* _Exercise material_:
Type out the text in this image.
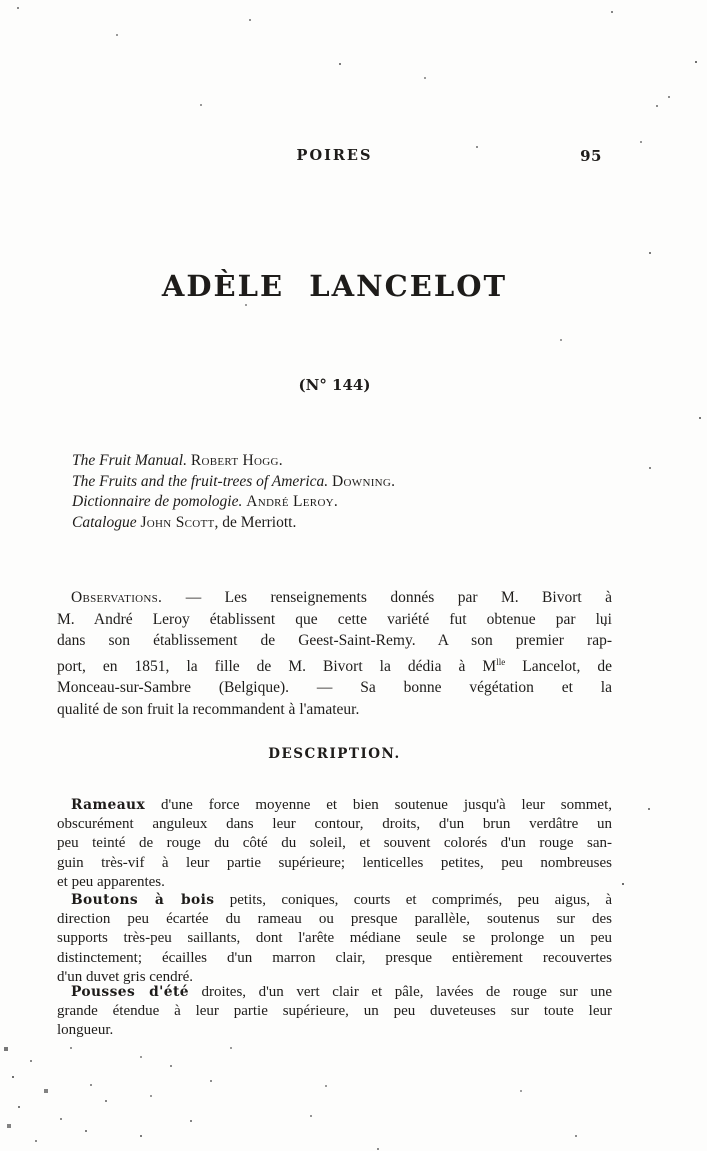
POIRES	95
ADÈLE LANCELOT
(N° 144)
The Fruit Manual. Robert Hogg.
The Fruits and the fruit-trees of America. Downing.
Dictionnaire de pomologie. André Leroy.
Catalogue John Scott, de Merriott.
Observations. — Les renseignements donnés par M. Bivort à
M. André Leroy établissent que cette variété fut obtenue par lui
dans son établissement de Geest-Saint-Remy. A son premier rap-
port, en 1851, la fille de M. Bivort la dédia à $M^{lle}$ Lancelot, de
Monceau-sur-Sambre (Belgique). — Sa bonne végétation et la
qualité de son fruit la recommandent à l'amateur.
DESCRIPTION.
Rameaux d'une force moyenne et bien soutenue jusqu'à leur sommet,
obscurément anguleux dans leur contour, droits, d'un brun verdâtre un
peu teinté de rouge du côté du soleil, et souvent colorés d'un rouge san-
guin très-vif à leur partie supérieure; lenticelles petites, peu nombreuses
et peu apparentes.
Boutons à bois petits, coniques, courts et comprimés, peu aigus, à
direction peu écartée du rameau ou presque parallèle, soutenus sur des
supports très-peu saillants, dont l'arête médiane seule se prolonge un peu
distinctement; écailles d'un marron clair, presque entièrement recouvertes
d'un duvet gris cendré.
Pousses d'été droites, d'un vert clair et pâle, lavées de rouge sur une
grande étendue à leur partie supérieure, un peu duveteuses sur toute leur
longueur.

==

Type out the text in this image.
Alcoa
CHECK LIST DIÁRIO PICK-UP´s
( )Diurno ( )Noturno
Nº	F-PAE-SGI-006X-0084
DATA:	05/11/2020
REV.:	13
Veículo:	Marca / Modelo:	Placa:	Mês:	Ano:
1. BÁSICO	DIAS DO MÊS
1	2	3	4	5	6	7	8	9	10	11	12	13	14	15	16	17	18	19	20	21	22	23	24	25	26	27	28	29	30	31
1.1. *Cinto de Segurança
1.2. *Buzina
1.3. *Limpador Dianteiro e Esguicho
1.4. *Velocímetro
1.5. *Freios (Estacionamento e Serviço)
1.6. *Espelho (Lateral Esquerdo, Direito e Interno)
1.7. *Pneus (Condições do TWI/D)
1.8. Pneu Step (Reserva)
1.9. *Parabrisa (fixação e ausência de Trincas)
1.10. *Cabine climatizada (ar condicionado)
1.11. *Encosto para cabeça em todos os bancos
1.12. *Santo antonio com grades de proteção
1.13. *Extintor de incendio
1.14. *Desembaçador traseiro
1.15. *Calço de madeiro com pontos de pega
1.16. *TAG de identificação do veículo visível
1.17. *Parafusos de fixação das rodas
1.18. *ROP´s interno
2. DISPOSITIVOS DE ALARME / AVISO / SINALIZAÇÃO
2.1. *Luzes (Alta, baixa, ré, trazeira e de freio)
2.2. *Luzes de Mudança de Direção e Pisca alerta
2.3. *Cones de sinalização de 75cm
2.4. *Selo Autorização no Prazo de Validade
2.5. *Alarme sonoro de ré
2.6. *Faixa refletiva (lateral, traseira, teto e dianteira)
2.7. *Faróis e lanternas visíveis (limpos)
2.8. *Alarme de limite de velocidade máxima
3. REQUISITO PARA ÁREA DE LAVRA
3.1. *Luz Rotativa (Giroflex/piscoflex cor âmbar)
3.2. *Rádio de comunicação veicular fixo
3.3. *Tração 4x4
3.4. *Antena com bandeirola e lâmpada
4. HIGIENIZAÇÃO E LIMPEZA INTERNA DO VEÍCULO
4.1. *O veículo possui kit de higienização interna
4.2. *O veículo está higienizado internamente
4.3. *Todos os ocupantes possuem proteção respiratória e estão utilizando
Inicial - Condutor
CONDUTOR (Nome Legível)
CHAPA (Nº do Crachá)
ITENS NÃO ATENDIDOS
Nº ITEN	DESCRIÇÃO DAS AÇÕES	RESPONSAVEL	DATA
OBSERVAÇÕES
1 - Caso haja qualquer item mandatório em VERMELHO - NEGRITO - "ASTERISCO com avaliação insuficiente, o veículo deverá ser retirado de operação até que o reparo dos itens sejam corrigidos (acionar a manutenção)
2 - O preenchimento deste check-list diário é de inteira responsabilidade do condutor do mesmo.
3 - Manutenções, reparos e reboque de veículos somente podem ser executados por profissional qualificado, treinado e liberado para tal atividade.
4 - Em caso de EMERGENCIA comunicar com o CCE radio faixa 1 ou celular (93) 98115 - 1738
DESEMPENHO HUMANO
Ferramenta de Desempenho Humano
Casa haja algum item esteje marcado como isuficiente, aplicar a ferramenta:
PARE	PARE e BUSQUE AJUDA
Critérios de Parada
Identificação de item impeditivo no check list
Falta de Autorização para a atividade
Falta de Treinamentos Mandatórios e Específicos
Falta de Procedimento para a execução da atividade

* _Exercise details_:
Give only the number of lines in the material above that hold the word "Falta".

* _Correct answer_:
3